What you need to do> In the listing below, locate the lines that hold "JSON" and copy them.

▼▼▼

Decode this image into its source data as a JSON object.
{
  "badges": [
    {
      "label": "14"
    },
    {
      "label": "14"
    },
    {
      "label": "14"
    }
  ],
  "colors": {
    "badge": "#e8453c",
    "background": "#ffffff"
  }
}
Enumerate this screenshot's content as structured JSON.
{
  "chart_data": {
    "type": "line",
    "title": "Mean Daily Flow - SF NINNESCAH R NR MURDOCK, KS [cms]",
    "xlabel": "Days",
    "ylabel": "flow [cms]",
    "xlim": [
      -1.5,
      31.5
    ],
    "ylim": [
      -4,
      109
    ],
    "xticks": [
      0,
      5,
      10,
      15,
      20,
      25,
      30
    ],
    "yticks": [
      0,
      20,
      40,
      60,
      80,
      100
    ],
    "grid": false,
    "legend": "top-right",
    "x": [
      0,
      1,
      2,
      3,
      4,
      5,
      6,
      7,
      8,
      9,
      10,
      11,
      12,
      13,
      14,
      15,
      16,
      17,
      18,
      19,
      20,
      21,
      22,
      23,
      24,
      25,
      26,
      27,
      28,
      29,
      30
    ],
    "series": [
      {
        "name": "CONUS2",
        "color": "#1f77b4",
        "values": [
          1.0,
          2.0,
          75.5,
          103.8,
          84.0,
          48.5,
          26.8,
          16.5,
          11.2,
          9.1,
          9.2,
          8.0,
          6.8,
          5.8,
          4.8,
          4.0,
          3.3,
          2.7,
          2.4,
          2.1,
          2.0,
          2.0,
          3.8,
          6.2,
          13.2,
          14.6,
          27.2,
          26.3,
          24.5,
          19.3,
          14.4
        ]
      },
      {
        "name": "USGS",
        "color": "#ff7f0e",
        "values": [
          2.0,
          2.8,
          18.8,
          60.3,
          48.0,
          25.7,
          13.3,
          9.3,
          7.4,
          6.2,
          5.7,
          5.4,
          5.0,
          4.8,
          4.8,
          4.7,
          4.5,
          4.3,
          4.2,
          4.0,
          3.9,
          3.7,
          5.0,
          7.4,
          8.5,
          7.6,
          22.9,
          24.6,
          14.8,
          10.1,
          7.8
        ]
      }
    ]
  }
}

▲▲▲

Solved problem>
Decode this image into its source data as a JSON object.
Enumerate this screenshot's content as structured JSON.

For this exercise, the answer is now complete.